*What you need to do*.
Extract, from the listing that follows, each line containing the word "crops".

*Listing*.
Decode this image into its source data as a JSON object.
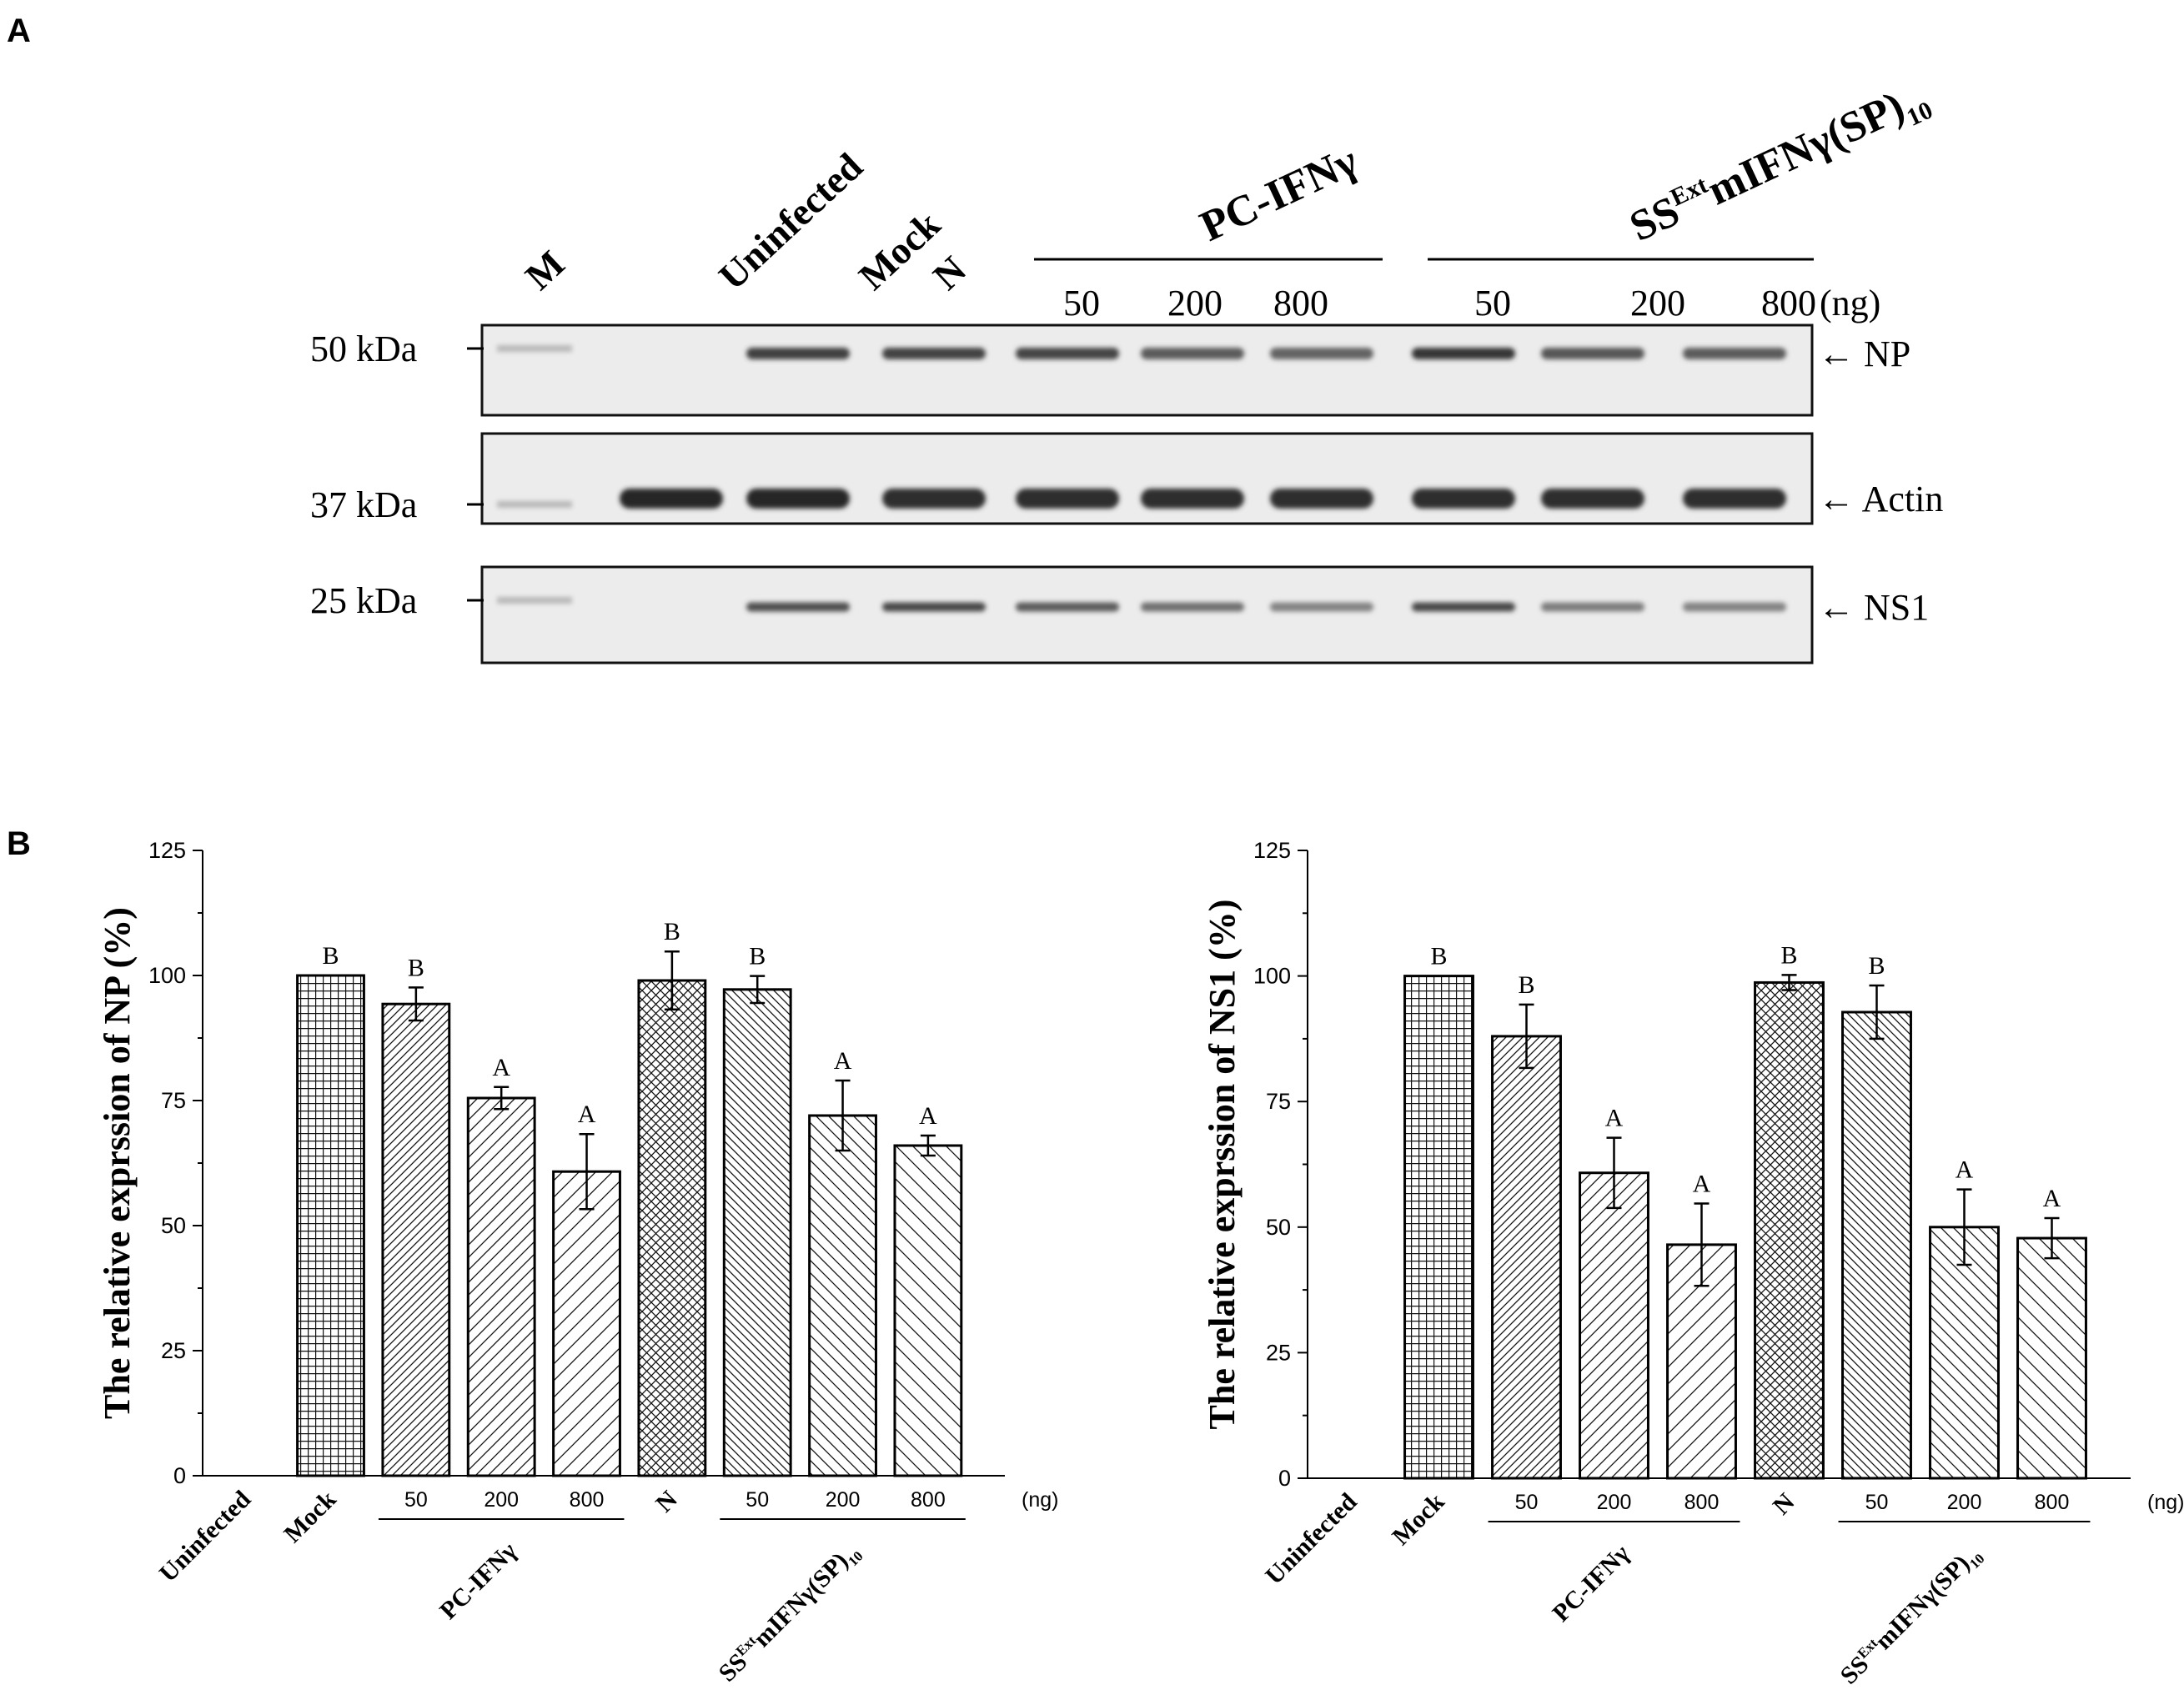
{
  "panel_a": {
    "letter": "A",
    "lanes": [
      "M",
      "Uninfected",
      "Mock",
      "N",
      "50",
      "200",
      "800",
      "50",
      "200",
      "800"
    ],
    "unit": "(ng)",
    "groups": [
      {
        "base": "PC-IFNγ",
        "sup": "",
        "tail": "",
        "sub": ""
      },
      {
        "base": "SS",
        "sup": "Ext",
        "tail": "mIFNγ(SP)",
        "sub": "10"
      }
    ],
    "blots": [
      {
        "marker": "50 kDa",
        "label": "NP"
      },
      {
        "marker": "37 kDa",
        "label": "Actin"
      },
      {
        "marker": "25 kDa",
        "label": "NS1"
      }
    ],
    "arrow": "←"
  },
  "panel_b": {
    "letter": "B"
  },
  "chart_data": [
    {
      "type": "bar",
      "title": "",
      "xlabel": "",
      "ylabel": "The relative exprssion of NP (%)",
      "ylim": [
        0,
        125
      ],
      "yticks": [
        "0",
        "25",
        "50",
        "75",
        "100",
        "125"
      ],
      "categories": [
        "Uninfected",
        "Mock",
        "50",
        "200",
        "800",
        "N",
        "50",
        "200",
        "800"
      ],
      "values": [
        0,
        100,
        94.3,
        75.5,
        60.8,
        99.0,
        97.2,
        72.0,
        66.0
      ],
      "errors": [
        0,
        0,
        3.3,
        2.2,
        7.5,
        5.8,
        2.7,
        7.0,
        2.0
      ],
      "significance": [
        "",
        "B",
        "B",
        "A",
        "A",
        "B",
        "B",
        "A",
        "A"
      ],
      "group_labels": [
        {
          "base": "PC-IFNγ",
          "sup": "",
          "tail": "",
          "sub": ""
        },
        {
          "base": "SS",
          "sup": "Ext",
          "tail": "mIFNγ(SP)",
          "sub": "10"
        }
      ],
      "unit_label": "(ng)",
      "legend": "none"
    },
    {
      "type": "bar",
      "title": "",
      "xlabel": "",
      "ylabel": "The relative exprssion of NS1 (%)",
      "ylim": [
        0,
        125
      ],
      "yticks": [
        "0",
        "25",
        "50",
        "75",
        "100",
        "125"
      ],
      "categories": [
        "Uninfected",
        "Mock",
        "50",
        "200",
        "800",
        "N",
        "50",
        "200",
        "800"
      ],
      "values": [
        0,
        100,
        88.0,
        60.8,
        46.5,
        98.7,
        92.8,
        50.0,
        47.8
      ],
      "errors": [
        0,
        0,
        6.3,
        7.0,
        8.2,
        1.5,
        5.3,
        7.5,
        4.0
      ],
      "significance": [
        "",
        "B",
        "B",
        "A",
        "A",
        "B",
        "B",
        "A",
        "A"
      ],
      "group_labels": [
        {
          "base": "PC-IFNγ",
          "sup": "",
          "tail": "",
          "sub": ""
        },
        {
          "base": "SS",
          "sup": "Ext",
          "tail": "mIFNγ(SP)",
          "sub": "10"
        }
      ],
      "unit_label": "(ng)",
      "legend": "none"
    }
  ]
}
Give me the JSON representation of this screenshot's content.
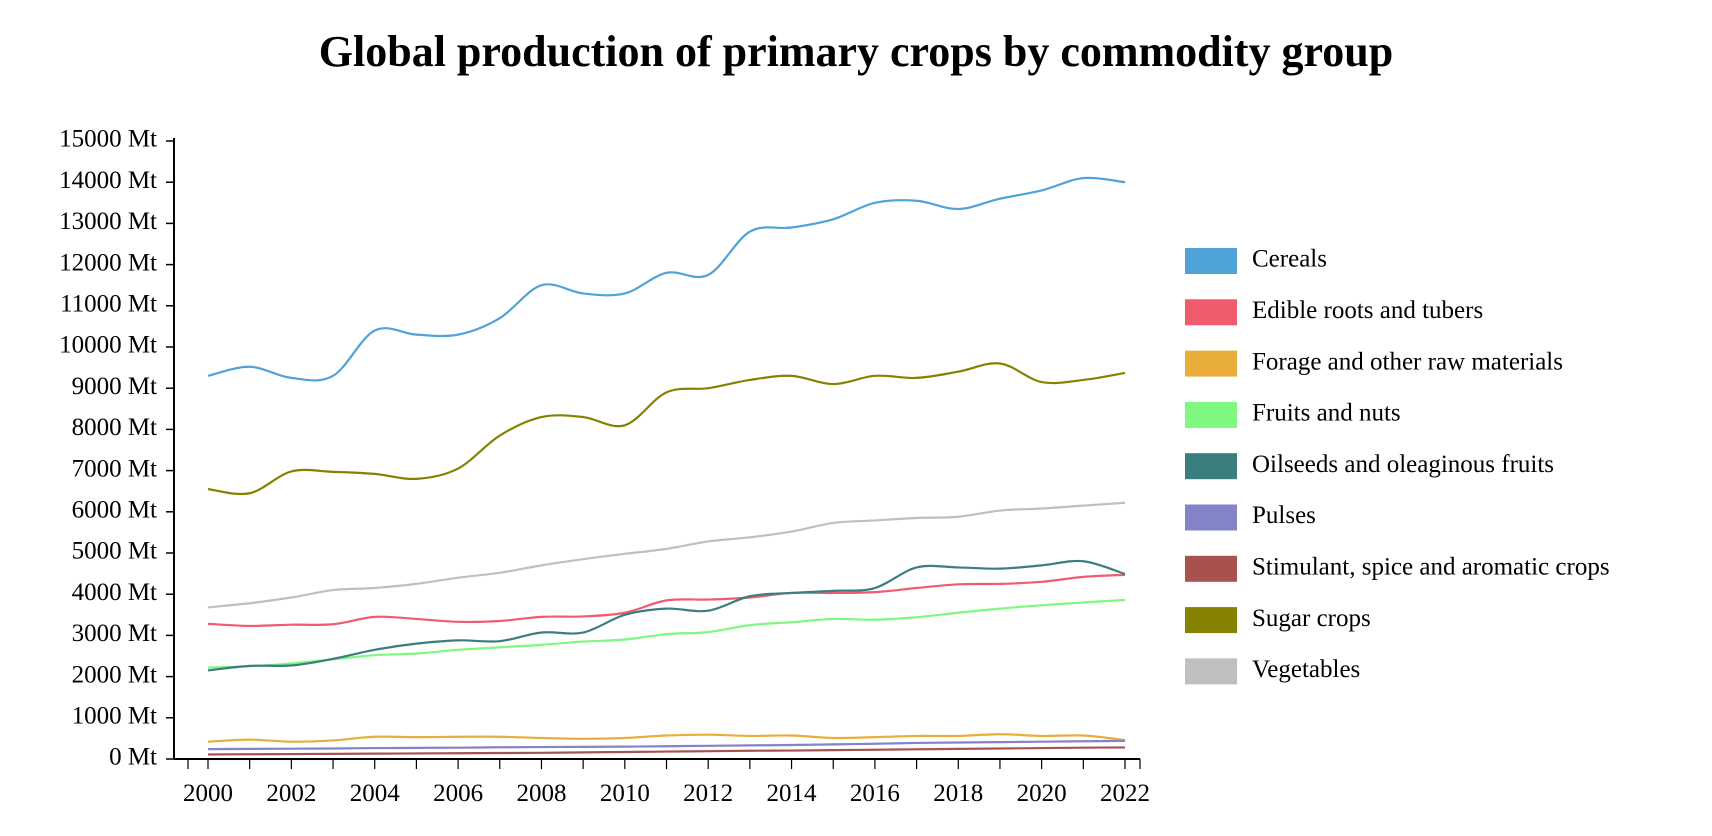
{
  "chart_data": {
    "type": "line",
    "title": "Global production of primary crops by commodity group",
    "xlabel": "",
    "ylabel": "",
    "xlim": [
      2000,
      2022
    ],
    "ylim": [
      0,
      15000
    ],
    "grid": false,
    "legend_position": "right",
    "x": [
      2000,
      2001,
      2002,
      2003,
      2004,
      2005,
      2006,
      2007,
      2008,
      2009,
      2010,
      2011,
      2012,
      2013,
      2014,
      2015,
      2016,
      2017,
      2018,
      2019,
      2020,
      2021,
      2022
    ],
    "x_ticks": [
      "2000",
      "2002",
      "2004",
      "2006",
      "2008",
      "2010",
      "2012",
      "2014",
      "2016",
      "2018",
      "2020",
      "2022"
    ],
    "y_ticks": [
      "0 Mt",
      "1000 Mt",
      "2000 Mt",
      "3000 Mt",
      "4000 Mt",
      "5000 Mt",
      "6000 Mt",
      "7000 Mt",
      "8000 Mt",
      "9000 Mt",
      "10000 Mt",
      "11000 Mt",
      "12000 Mt",
      "13000 Mt",
      "14000 Mt",
      "15000 Mt"
    ],
    "series": [
      {
        "name": "Cereals",
        "color": "#4fa3d8",
        "values": [
          9300,
          9520,
          9250,
          9300,
          10400,
          10300,
          10300,
          10700,
          11500,
          11300,
          11300,
          11800,
          11750,
          12800,
          12900,
          13100,
          13500,
          13550,
          13350,
          13600,
          13800,
          14100,
          14000
        ]
      },
      {
        "name": "Edible roots and tubers",
        "color": "#f05c6e",
        "values": [
          3280,
          3230,
          3260,
          3270,
          3450,
          3400,
          3330,
          3350,
          3450,
          3460,
          3550,
          3850,
          3870,
          3920,
          4030,
          4030,
          4050,
          4150,
          4240,
          4250,
          4300,
          4420,
          4470
        ]
      },
      {
        "name": "Forage and other raw materials",
        "color": "#e8ad3a",
        "values": [
          420,
          470,
          420,
          450,
          540,
          530,
          540,
          540,
          510,
          490,
          510,
          570,
          590,
          560,
          570,
          510,
          530,
          560,
          560,
          600,
          560,
          570,
          460
        ]
      },
      {
        "name": "Fruits and nuts",
        "color": "#7ff87f",
        "values": [
          2220,
          2250,
          2320,
          2420,
          2520,
          2560,
          2650,
          2710,
          2770,
          2850,
          2900,
          3030,
          3080,
          3250,
          3320,
          3400,
          3380,
          3440,
          3550,
          3650,
          3730,
          3800,
          3860
        ]
      },
      {
        "name": "Oilseeds and oleaginous fruits",
        "color": "#3b7e7e",
        "values": [
          2150,
          2260,
          2270,
          2430,
          2650,
          2800,
          2880,
          2860,
          3070,
          3070,
          3500,
          3650,
          3600,
          3950,
          4030,
          4080,
          4150,
          4650,
          4650,
          4620,
          4700,
          4800,
          4490
        ]
      },
      {
        "name": "Pulses",
        "color": "#8383c8",
        "values": [
          240,
          245,
          250,
          255,
          265,
          270,
          275,
          285,
          290,
          295,
          300,
          310,
          320,
          330,
          340,
          355,
          370,
          390,
          400,
          410,
          420,
          430,
          440
        ]
      },
      {
        "name": "Stimulant, spice and aromatic crops",
        "color": "#a8524f",
        "values": [
          110,
          115,
          120,
          125,
          130,
          135,
          140,
          145,
          150,
          160,
          170,
          180,
          190,
          200,
          205,
          215,
          225,
          235,
          245,
          255,
          265,
          275,
          280
        ]
      },
      {
        "name": "Sugar crops",
        "color": "#848200",
        "values": [
          6550,
          6450,
          6980,
          6970,
          6920,
          6800,
          7050,
          7850,
          8300,
          8300,
          8100,
          8900,
          9000,
          9200,
          9300,
          9100,
          9300,
          9250,
          9400,
          9600,
          9150,
          9200,
          9370
        ]
      },
      {
        "name": "Vegetables",
        "color": "#bfbfbf",
        "values": [
          3680,
          3780,
          3920,
          4100,
          4150,
          4250,
          4400,
          4520,
          4700,
          4850,
          4980,
          5100,
          5280,
          5380,
          5520,
          5730,
          5790,
          5850,
          5880,
          6030,
          6080,
          6150,
          6220
        ]
      }
    ]
  }
}
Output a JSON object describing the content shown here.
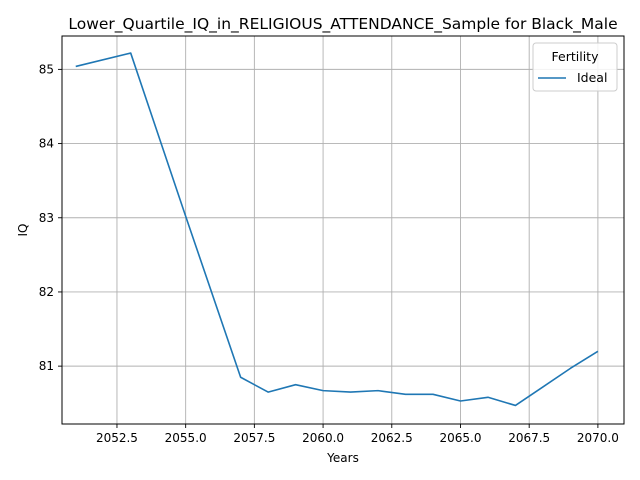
{
  "chart_data": {
    "type": "line",
    "title": "Lower_Quartile_IQ_in_RELIGIOUS_ATTENDANCE_Sample for Black_Male",
    "xlabel": "Years",
    "ylabel": "IQ",
    "xlim": [
      2050.5,
      2070.95
    ],
    "ylim": [
      80.22,
      85.45
    ],
    "x_ticks": [
      2052.5,
      2055.0,
      2057.5,
      2060.0,
      2062.5,
      2065.0,
      2067.5,
      2070.0
    ],
    "x_tick_labels": [
      "2052.5",
      "2055.0",
      "2057.5",
      "2060.0",
      "2062.5",
      "2065.0",
      "2067.5",
      "2070.0"
    ],
    "y_ticks": [
      81,
      82,
      83,
      84,
      85
    ],
    "y_tick_labels": [
      "81",
      "82",
      "83",
      "84",
      "85"
    ],
    "grid": true,
    "legend": {
      "title": "Fertility",
      "placement": "top-right"
    },
    "series": [
      {
        "name": "Ideal",
        "color": "#1f77b4",
        "x": [
          2051,
          2053,
          2055,
          2057,
          2058,
          2059,
          2060,
          2061,
          2062,
          2063,
          2064,
          2065,
          2066,
          2067,
          2068,
          2069,
          2070
        ],
        "y": [
          85.04,
          85.22,
          83.02,
          80.85,
          80.65,
          80.75,
          80.67,
          80.65,
          80.67,
          80.62,
          80.62,
          80.53,
          80.58,
          80.47,
          80.72,
          80.97,
          81.2
        ]
      }
    ]
  }
}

*In response*.
    "title": "Global production of primary crops by commodity group",
        "name": "Stimulant, spice and aromatic crops",
        "name": "Sugar crops",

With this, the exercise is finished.